Element box records
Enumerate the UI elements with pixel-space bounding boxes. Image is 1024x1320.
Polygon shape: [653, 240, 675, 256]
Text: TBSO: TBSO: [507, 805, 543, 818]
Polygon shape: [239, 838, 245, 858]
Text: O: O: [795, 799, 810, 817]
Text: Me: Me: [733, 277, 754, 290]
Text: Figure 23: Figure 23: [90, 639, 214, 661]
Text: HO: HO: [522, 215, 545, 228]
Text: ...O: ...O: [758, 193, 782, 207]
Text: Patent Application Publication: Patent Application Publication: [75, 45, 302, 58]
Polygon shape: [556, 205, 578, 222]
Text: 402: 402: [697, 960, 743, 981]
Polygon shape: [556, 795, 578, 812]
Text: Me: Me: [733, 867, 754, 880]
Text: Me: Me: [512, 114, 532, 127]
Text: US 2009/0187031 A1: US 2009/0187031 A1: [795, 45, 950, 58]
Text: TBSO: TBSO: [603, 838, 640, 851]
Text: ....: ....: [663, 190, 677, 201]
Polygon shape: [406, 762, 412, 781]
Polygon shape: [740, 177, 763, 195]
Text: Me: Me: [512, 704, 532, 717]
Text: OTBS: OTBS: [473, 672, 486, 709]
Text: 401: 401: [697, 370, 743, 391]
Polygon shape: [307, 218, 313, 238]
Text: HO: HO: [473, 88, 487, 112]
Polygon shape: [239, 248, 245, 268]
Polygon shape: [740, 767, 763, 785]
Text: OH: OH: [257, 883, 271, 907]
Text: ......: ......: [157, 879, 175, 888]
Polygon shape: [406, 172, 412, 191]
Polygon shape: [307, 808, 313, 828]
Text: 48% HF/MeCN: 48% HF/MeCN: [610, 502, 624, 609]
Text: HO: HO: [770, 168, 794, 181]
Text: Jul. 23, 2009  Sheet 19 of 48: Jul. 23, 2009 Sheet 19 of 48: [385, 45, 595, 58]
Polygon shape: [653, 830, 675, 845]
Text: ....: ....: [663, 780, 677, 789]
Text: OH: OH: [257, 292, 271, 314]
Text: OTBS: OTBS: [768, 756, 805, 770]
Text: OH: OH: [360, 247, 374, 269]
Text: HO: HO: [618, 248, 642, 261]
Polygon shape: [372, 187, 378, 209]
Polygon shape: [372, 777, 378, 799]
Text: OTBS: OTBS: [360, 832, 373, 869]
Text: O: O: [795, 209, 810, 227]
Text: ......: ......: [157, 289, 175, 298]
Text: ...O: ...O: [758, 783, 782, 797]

Challenge: Please output every line of the listing above as a numbered list, leaving out any blank lines.

Completed exercise:
1. Enumerate the UI elements with pixel-space bounding boxes. Image is 1024x1320.
2. Polygon shape: [653, 240, 675, 256]
3. Text: TBSO: TBSO: [507, 805, 543, 818]
4. Polygon shape: [239, 838, 245, 858]
5. Text: O: O: [795, 799, 810, 817]
6. Text: Me: Me: [733, 277, 754, 290]
7. Text: Figure 23: Figure 23: [90, 639, 214, 661]
8. Text: HO: HO: [522, 215, 545, 228]
9. Text: ...O: ...O: [758, 193, 782, 207]
10. Text: Patent Application Publication: Patent Application Publication: [75, 45, 302, 58]
11. Polygon shape: [556, 205, 578, 222]
12. Text: 402: 402: [697, 960, 743, 981]
13. Polygon shape: [556, 795, 578, 812]
14. Text: Me: Me: [733, 867, 754, 880]
15. Text: Me: Me: [512, 114, 532, 127]
16. Text: US 2009/0187031 A1: US 2009/0187031 A1: [795, 45, 950, 58]
17. Text: TBSO: TBSO: [603, 838, 640, 851]
18. Text: ....: ....: [663, 190, 677, 201]
19. Polygon shape: [406, 762, 412, 781]
20. Polygon shape: [740, 177, 763, 195]
21. Text: Me: Me: [512, 704, 532, 717]
22. Text: OTBS: OTBS: [473, 672, 486, 709]
23. Text: 401: 401: [697, 370, 743, 391]
24. Polygon shape: [307, 218, 313, 238]
25. Text: HO: HO: [473, 88, 487, 112]
26. Polygon shape: [239, 248, 245, 268]
27. Polygon shape: [740, 767, 763, 785]
28. Text: OH: OH: [257, 883, 271, 907]
29. Text: ......: ......: [157, 879, 175, 888]
30. Polygon shape: [406, 172, 412, 191]
31. Polygon shape: [307, 808, 313, 828]
32. Text: 48% HF/MeCN: 48% HF/MeCN: [610, 502, 624, 609]
33. Text: HO: HO: [770, 168, 794, 181]
34. Text: Jul. 23, 2009  Sheet 19 of 48: Jul. 23, 2009 Sheet 19 of 48: [385, 45, 595, 58]
35. Polygon shape: [653, 830, 675, 845]
36. Text: ....: ....: [663, 780, 677, 789]
37. Text: OH: OH: [257, 292, 271, 314]
38. Text: OTBS: OTBS: [768, 756, 805, 770]
39. Text: OH: OH: [360, 247, 374, 269]
40. Text: HO: HO: [618, 248, 642, 261]
41. Polygon shape: [372, 187, 378, 209]
42. Polygon shape: [372, 777, 378, 799]
43. Text: OTBS: OTBS: [360, 832, 373, 869]
44. Text: O: O: [795, 209, 810, 227]
45. Text: ......: ......: [157, 289, 175, 298]
46. Text: ...O: ...O: [758, 783, 782, 797]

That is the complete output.